Extrait source |
——
De Vauboulon, Firelin, les six élus, Bastide, de la Cour, de Villers, de Charanville, gouverneurs — Arrestation — Prison — Fuite — De Prades — Commandants des quartiers — Les Fêtes — Augmentations des six — Intercommerce — Monseigneur Maillard — Église de Saint-Paul — Mutilation — Question.
Habert de Vauloulon — De décembre 1689 à décembre 1691.

25. Cependant le père Bernardin fut mandé à la Cour par le roi qui l’écouta avec bienveillance et se montra favorable au progrès de la Colonie. À cet effet, il nomma de Vauboulon gouverneur avec des pouvoirs très étendus. Celui-ci partit avec le père Bernardin, le père Hyacinthe et le frère Lanion. Le père Bernardin qui devait l’assister de ses conseils et de son expérience mourut à Rio-Janeiro.

26. Dès son arrivée, de Vauboulon se montra cruel avare, impérieux ; il annulait les anciennes concessions[1] pour les faire revivre moyennant une taxe à son profit ; il s’emparait arbitrairement des produits à sa convenance. Ses exactions le rendirent odieux aux habitants qui, après l’avoir déposé, le mirent en prison à Saint-Denis, où il mourut après huit mois de détention, le 15 août 1692[2].

27. Dès 1690, de Vauboulon avait concédé au sieur Athanase Touchard une terre située sur les bords de l’Étang de Saint-Paul, et que celui-ci possédait depuis vingt ans. C’est la première concession régulière dont il soit fait mention dans les archives de la Colonie.

28. Le gouvernement passa entre les mains de Michel Firelin qui essaya d’administrer sous la direction du père Hyacinthe, mais ne pouvant établir son autorité, il s’enfuit dans les montagnes (1693).

Les six élus — 1693 à 1696.

29. La retraite précipitée de Firelin laissa la Colonie sans chef. Les habitants créèrent une commission élective composée de six membres résidant à Saint-Paul. Cette commission était chargée de prendre connaissance des affaires de l’île Bourbon. Elle était représentée à Saint-Denis et à Sainte-Suzanne par deux habitants qualifiés de principaux, qui rendaient compte à la commission des faits survenus dans leurs localités.

30. À l’exemple du dernier gouverneur, les Six Élus de Saint-Paul s’inspirèrent, mais plus heureusement, des conseils du père Hyacinthe, car ils administrèrent la Colonie jusqu’en 1696, à la satisfaction générale de la France et des habitants.
——
Données fournies |
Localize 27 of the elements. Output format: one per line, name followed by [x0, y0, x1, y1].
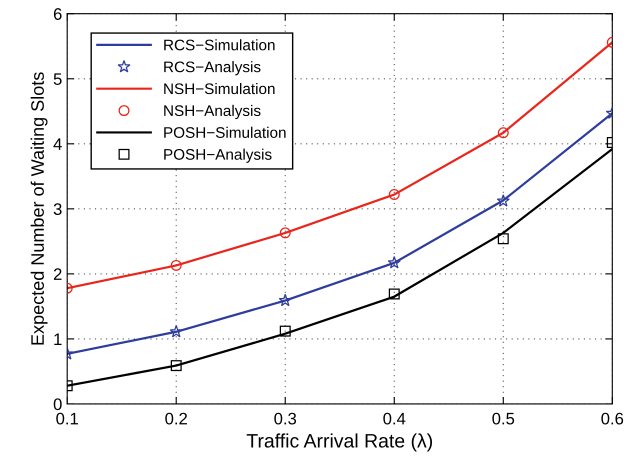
——
Consignes |
• A. D'après l'extrait sur l'histoire de l'île Bourbon, de combien de membres se composait la commission élective créée par les habitants après la fuite de Firelin ?
• B. Traduisez en anglais la phrase suivante, tirée de l'extrait sur l'île Bourbon : « C’est la première concession régulière dont il soit fait mention dans les archives de la Colonie. »
• C. Prolongez le récit sur l'histoire de l'île Bourbon au-delà de sa dernière phrase.

Réponses |
• A. De six membres résidant à Saint-Paul.

• B. It is the first regular land grant mentioned in the archives of the Colony.

• C.
31. M. de Prades, désigné par plusieurs comme ayant gouverné durant trois ans, n’a fait que passer à Bourbon. Il s’était autorisé de son titre de capitaine au service de la Compagnie pour signer diverses pièces administratives pendant l’escale de ses navires.

Bastide — 1697 à 1699

32. Les habitants, déjà au nombre de 500, composaient les trois cantons de Saint-Denis, Saint-Paul et Sainte-Suzanne ; ils s’écartèrent peu à peu de leurs centres, afin d’occuper par concessions des terrains nouveaux et plus vastes. Cet éloignement rendait difficile l’action et l’autorité du gouverneur qui ne pouvait se transporter facilement d’un lieu à un autre. Par lettre du Ministre, il institua des commandants de quartiers qui le représentaient, avec mission de rendre compte de leur administration. Au fond, les Six Élus composèrent le premier conseil municipal, et les commandants établis par M. Bastide peuvent être considérés comme les premiers maires.

De la Cour — 1699 à 1701

33. Aussitôt installé, le gouverneur prit des informations au sujet du chirurgien Royer qu’il avait mission de faire pendre, à cause de la part que cet employé avait prise dans l’affaire Vauboulon. Sa mort, arrivée trois ans auparavant lui épargna l’ignominie du supplice.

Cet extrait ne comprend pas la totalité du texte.